Write out all the data again, exactly as it stands.

───── DATA PROVIDED ─────

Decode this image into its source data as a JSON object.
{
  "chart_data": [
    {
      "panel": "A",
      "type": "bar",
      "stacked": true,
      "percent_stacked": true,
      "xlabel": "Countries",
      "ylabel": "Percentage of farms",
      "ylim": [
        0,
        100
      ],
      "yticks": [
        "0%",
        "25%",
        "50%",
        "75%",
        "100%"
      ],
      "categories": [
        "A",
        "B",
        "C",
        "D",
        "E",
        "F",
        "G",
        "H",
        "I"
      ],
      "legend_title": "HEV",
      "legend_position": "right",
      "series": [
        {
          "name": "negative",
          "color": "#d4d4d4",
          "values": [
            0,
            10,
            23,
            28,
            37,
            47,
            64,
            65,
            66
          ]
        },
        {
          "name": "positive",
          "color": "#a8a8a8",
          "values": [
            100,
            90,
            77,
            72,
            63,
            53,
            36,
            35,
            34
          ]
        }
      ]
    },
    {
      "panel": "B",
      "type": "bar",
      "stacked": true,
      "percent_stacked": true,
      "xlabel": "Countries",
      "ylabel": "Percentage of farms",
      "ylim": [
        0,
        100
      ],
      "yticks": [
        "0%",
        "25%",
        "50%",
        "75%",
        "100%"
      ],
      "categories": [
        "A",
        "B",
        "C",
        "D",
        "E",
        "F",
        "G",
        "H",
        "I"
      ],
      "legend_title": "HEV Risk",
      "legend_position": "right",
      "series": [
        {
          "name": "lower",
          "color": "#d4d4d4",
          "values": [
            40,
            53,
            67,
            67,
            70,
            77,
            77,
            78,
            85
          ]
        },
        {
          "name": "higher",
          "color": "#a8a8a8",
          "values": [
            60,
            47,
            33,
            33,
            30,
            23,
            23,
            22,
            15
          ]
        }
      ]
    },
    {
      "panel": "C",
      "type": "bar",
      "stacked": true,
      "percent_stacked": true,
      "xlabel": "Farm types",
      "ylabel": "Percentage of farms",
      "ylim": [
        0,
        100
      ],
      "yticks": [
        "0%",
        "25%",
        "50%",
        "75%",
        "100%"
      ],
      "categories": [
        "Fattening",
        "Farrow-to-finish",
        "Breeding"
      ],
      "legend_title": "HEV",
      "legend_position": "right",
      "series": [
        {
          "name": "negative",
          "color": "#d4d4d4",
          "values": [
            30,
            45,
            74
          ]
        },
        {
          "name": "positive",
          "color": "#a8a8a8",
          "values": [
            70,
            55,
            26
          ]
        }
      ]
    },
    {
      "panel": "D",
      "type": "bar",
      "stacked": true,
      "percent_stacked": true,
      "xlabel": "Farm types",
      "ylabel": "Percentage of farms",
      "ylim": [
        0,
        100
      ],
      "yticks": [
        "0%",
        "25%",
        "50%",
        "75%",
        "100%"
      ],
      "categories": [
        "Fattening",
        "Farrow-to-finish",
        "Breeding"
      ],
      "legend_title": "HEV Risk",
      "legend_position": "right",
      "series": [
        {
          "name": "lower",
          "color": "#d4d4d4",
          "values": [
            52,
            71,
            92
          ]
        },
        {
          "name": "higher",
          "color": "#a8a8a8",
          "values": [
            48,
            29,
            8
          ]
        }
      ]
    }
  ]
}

─────

WRITTEN REPLY:
Decode this image into its source data as a JSON object.
{
  "chart_data": [
    {
      "panel": "A",
      "type": "bar",
      "stacked": true,
      "percent_stacked": true,
      "xlabel": "Countries",
      "ylabel": "Percentage of farms",
      "ylim": [
        0,
        100
      ],
      "yticks": [
        "0%",
        "25%",
        "50%",
        "75%",
        "100%"
      ],
      "categories": [
        "A",
        "B",
        "C",
        "D",
        "E",
        "F",
        "G",
        "H",
        "I"
      ],
      "legend_title": "HEV",
      "legend_position": "right",
      "series": [
        {
          "name": "negative",
          "color": "#d4d4d4",
          "values": [
            0,
            10,
            23,
            28,
            37,
            47,
            64,
            65,
            66
          ]
        },
        {
          "name": "positive",
          "color": "#a8a8a8",
          "values": [
            100,
            90,
            77,
            72,
            63,
            53,
            36,
            35,
            34
          ]
        }
      ]
    },
    {
      "panel": "B",
      "type": "bar",
      "stacked": true,
      "percent_stacked": true,
      "xlabel": "Countries",
      "ylabel": "Percentage of farms",
      "ylim": [
        0,
        100
      ],
      "yticks": [
        "0%",
        "25%",
        "50%",
        "75%",
        "100%"
      ],
      "categories": [
        "A",
        "B",
        "C",
        "D",
        "E",
        "F",
        "G",
        "H",
        "I"
      ],
      "legend_title": "HEV Risk",
      "legend_position": "right",
      "series": [
        {
          "name": "lower",
          "color": "#d4d4d4",
          "values": [
            40,
            53,
            67,
            67,
            70,
            77,
            77,
            78,
            85
          ]
        },
        {
          "name": "higher",
          "color": "#a8a8a8",
          "values": [
            60,
            47,
            33,
            33,
            30,
            23,
            23,
            22,
            15
          ]
        }
      ]
    },
    {
      "panel": "C",
      "type": "bar",
      "stacked": true,
      "percent_stacked": true,
      "xlabel": "Farm types",
      "ylabel": "Percentage of farms",
      "ylim": [
        0,
        100
      ],
      "yticks": [
        "0%",
        "25%",
        "50%",
        "75%",
        "100%"
      ],
      "categories": [
        "Fattening",
        "Farrow-to-finish",
        "Breeding"
      ],
      "legend_title": "HEV",
      "legend_position": "right",
      "series": [
        {
          "name": "negative",
          "color": "#d4d4d4",
          "values": [
            30,
            45,
            74
          ]
        },
        {
          "name": "positive",
          "color": "#a8a8a8",
          "values": [
            70,
            55,
            26
          ]
        }
      ]
    },
    {
      "panel": "D",
      "type": "bar",
      "stacked": true,
      "percent_stacked": true,
      "xlabel": "Farm types",
      "ylabel": "Percentage of farms",
      "ylim": [
        0,
        100
      ],
      "yticks": [
        "0%",
        "25%",
        "50%",
        "75%",
        "100%"
      ],
      "categories": [
        "Fattening",
        "Farrow-to-finish",
        "Breeding"
      ],
      "legend_title": "HEV Risk",
      "legend_position": "right",
      "series": [
        {
          "name": "lower",
          "color": "#d4d4d4",
          "values": [
            52,
            71,
            92
          ]
        },
        {
          "name": "higher",
          "color": "#a8a8a8",
          "values": [
            48,
            29,
            8
          ]
        }
      ]
    }
  ]
}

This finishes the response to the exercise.